The records should be written out in full, with nothing altered.

Dataset items:

%%

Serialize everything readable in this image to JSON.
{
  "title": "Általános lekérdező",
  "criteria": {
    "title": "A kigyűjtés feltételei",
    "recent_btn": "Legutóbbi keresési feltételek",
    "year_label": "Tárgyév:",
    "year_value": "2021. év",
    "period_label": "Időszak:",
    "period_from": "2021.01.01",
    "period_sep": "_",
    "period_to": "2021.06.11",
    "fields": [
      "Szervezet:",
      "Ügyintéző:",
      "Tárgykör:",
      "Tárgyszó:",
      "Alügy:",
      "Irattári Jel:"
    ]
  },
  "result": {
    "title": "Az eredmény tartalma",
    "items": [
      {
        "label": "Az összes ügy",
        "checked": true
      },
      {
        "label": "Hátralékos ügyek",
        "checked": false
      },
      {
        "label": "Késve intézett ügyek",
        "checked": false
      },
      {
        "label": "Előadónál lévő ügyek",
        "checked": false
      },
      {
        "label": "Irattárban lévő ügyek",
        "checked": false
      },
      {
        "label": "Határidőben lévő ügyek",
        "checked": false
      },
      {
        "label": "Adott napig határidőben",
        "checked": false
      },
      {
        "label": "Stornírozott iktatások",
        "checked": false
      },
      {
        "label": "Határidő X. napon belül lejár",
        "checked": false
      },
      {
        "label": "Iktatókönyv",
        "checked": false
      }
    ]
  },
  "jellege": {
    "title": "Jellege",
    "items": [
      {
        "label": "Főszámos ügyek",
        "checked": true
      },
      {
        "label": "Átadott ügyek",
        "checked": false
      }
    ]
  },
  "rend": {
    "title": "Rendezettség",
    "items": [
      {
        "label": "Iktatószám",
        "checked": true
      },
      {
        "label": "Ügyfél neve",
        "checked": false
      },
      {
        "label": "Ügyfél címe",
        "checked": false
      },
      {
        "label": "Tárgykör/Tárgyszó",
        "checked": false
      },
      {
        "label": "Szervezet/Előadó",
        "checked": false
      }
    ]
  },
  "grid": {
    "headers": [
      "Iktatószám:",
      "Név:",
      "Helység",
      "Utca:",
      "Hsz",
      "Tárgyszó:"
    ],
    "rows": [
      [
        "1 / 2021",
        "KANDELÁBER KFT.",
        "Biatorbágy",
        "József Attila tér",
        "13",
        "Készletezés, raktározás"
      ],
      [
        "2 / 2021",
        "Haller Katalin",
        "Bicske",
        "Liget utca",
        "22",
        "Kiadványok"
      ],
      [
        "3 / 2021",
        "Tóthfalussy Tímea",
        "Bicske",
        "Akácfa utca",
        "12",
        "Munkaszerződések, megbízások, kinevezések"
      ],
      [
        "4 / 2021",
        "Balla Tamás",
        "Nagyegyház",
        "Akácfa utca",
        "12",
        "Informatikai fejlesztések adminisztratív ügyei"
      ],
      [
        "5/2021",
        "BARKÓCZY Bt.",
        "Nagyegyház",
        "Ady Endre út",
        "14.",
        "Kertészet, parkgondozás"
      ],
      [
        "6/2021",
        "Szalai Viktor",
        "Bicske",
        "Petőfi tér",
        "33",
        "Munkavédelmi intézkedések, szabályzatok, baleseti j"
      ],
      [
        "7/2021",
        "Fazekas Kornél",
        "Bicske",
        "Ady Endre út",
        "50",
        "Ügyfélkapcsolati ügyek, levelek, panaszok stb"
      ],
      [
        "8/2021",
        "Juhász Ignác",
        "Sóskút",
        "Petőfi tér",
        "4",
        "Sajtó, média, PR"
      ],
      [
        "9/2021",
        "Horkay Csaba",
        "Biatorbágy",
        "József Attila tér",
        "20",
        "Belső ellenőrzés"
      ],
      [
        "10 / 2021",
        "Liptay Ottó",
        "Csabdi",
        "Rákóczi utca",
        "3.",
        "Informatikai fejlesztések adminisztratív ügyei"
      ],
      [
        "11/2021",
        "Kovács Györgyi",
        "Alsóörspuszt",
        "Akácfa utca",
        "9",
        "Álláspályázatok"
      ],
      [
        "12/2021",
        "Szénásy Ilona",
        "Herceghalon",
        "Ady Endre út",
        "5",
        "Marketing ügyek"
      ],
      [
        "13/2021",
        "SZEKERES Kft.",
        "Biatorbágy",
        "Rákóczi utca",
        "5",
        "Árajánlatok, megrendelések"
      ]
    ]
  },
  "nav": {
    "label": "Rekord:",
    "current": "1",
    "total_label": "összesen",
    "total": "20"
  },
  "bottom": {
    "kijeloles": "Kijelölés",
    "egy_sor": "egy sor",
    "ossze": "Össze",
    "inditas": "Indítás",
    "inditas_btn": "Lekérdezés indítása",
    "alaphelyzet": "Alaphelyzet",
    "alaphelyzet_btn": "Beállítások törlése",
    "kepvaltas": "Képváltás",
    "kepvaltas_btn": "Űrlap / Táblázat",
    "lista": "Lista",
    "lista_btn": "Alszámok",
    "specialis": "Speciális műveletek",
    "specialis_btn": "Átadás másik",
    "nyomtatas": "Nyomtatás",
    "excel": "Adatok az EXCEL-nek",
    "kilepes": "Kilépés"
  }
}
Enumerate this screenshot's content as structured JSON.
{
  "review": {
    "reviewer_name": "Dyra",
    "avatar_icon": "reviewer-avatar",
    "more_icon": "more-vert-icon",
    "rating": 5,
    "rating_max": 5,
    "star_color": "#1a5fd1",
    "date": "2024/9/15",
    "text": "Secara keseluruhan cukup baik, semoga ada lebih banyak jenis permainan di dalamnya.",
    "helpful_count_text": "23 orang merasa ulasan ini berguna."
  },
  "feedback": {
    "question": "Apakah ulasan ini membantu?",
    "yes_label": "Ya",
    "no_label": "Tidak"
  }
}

%%

EXERCISE RESPONSE>
Serialize everything readable in this image to JSON.
{
  "title": "Általános lekérdező",
  "criteria": {
    "title": "A kigyűjtés feltételei",
    "recent_btn": "Legutóbbi keresési feltételek",
    "year_label": "Tárgyév:",
    "year_value": "2021. év",
    "period_label": "Időszak:",
    "period_from": "2021.01.01",
    "period_sep": "_",
    "period_to": "2021.06.11",
    "fields": [
      "Szervezet:",
      "Ügyintéző:",
      "Tárgykör:",
      "Tárgyszó:",
      "Alügy:",
      "Irattári Jel:"
    ]
  },
  "result": {
    "title": "Az eredmény tartalma",
    "items": [
      {
        "label": "Az összes ügy",
        "checked": true
      },
      {
        "label": "Hátralékos ügyek",
        "checked": false
      },
      {
        "label": "Késve intézett ügyek",
        "checked": false
      },
      {
        "label": "Előadónál lévő ügyek",
        "checked": false
      },
      {
        "label": "Irattárban lévő ügyek",
        "checked": false
      },
      {
        "label": "Határidőben lévő ügyek",
        "checked": false
      },
      {
        "label": "Adott napig határidőben",
        "checked": false
      },
      {
        "label": "Stornírozott iktatások",
        "checked": false
      },
      {
        "label": "Határidő X. napon belül lejár",
        "checked": false
      },
      {
        "label": "Iktatókönyv",
        "checked": false
      }
    ]
  },
  "jellege": {
    "title": "Jellege",
    "items": [
      {
        "label": "Főszámos ügyek",
        "checked": true
      },
      {
        "label": "Átadott ügyek",
        "checked": false
      }
    ]
  },
  "rend": {
    "title": "Rendezettség",
    "items": [
      {
        "label": "Iktatószám",
        "checked": true
      },
      {
        "label": "Ügyfél neve",
        "checked": false
      },
      {
        "label": "Ügyfél címe",
        "checked": false
      },
      {
        "label": "Tárgykör/Tárgyszó",
        "checked": false
      },
      {
        "label": "Szervezet/Előadó",
        "checked": false
      }
    ]
  },
  "grid": {
    "headers": [
      "Iktatószám:",
      "Név:",
      "Helység",
      "Utca:",
      "Hsz",
      "Tárgyszó:"
    ],
    "rows": [
      [
        "1 / 2021",
        "KANDELÁBER KFT.",
        "Biatorbágy",
        "József Attila tér",
        "13",
        "Készletezés, raktározás"
      ],
      [
        "2 / 2021",
        "Haller Katalin",
        "Bicske",
        "Liget utca",
        "22",
        "Kiadványok"
      ],
      [
        "3 / 2021",
        "Tóthfalussy Tímea",
        "Bicske",
        "Akácfa utca",
        "12",
        "Munkaszerződések, megbízások, kinevezések"
      ],
      [
        "4 / 2021",
        "Balla Tamás",
        "Nagyegyház",
        "Akácfa utca",
        "12",
        "Informatikai fejlesztések adminisztratív ügyei"
      ],
      [
        "5/2021",
        "BARKÓCZY Bt.",
        "Nagyegyház",
        "Ady Endre út",
        "14.",
        "Kertészet, parkgondozás"
      ],
      [
        "6/2021",
        "Szalai Viktor",
        "Bicske",
        "Petőfi tér",
        "33",
        "Munkavédelmi intézkedések, szabályzatok, baleseti j"
      ],
      [
        "7/2021",
        "Fazekas Kornél",
        "Bicske",
        "Ady Endre út",
        "50",
        "Ügyfélkapcsolati ügyek, levelek, panaszok stb"
      ],
      [
        "8/2021",
        "Juhász Ignác",
        "Sóskút",
        "Petőfi tér",
        "4",
        "Sajtó, média, PR"
      ],
      [
        "9/2021",
        "Horkay Csaba",
        "Biatorbágy",
        "József Attila tér",
        "20",
        "Belső ellenőrzés"
      ],
      [
        "10 / 2021",
        "Liptay Ottó",
        "Csabdi",
        "Rákóczi utca",
        "3.",
        "Informatikai fejlesztések adminisztratív ügyei"
      ],
      [
        "11/2021",
        "Kovács Györgyi",
        "Alsóörspuszt",
        "Akácfa utca",
        "9",
        "Álláspályázatok"
      ],
      [
        "12/2021",
        "Szénásy Ilona",
        "Herceghalon",
        "Ady Endre út",
        "5",
        "Marketing ügyek"
      ],
      [
        "13/2021",
        "SZEKERES Kft.",
        "Biatorbágy",
        "Rákóczi utca",
        "5",
        "Árajánlatok, megrendelések"
      ]
    ]
  },
  "nav": {
    "label": "Rekord:",
    "current": "1",
    "total_label": "összesen",
    "total": "20"
  },
  "bottom": {
    "kijeloles": "Kijelölés",
    "egy_sor": "egy sor",
    "ossze": "Össze",
    "inditas": "Indítás",
    "inditas_btn": "Lekérdezés indítása",
    "alaphelyzet": "Alaphelyzet",
    "alaphelyzet_btn": "Beállítások törlése",
    "kepvaltas": "Képváltás",
    "kepvaltas_btn": "Űrlap / Táblázat",
    "lista": "Lista",
    "lista_btn": "Alszámok",
    "specialis": "Speciális műveletek",
    "specialis_btn": "Átadás másik",
    "nyomtatas": "Nyomtatás",
    "excel": "Adatok az EXCEL-nek",
    "kilepes": "Kilépés"
  }
}
Enumerate this screenshot's content as structured JSON.
{
  "review": {
    "reviewer_name": "Dyra",
    "avatar_icon": "reviewer-avatar",
    "more_icon": "more-vert-icon",
    "rating": 5,
    "rating_max": 5,
    "star_color": "#1a5fd1",
    "date": "2024/9/15",
    "text": "Secara keseluruhan cukup baik, semoga ada lebih banyak jenis permainan di dalamnya.",
    "helpful_count_text": "23 orang merasa ulasan ini berguna."
  },
  "feedback": {
    "question": "Apakah ulasan ini membantu?",
    "yes_label": "Ya",
    "no_label": "Tidak"
  }
}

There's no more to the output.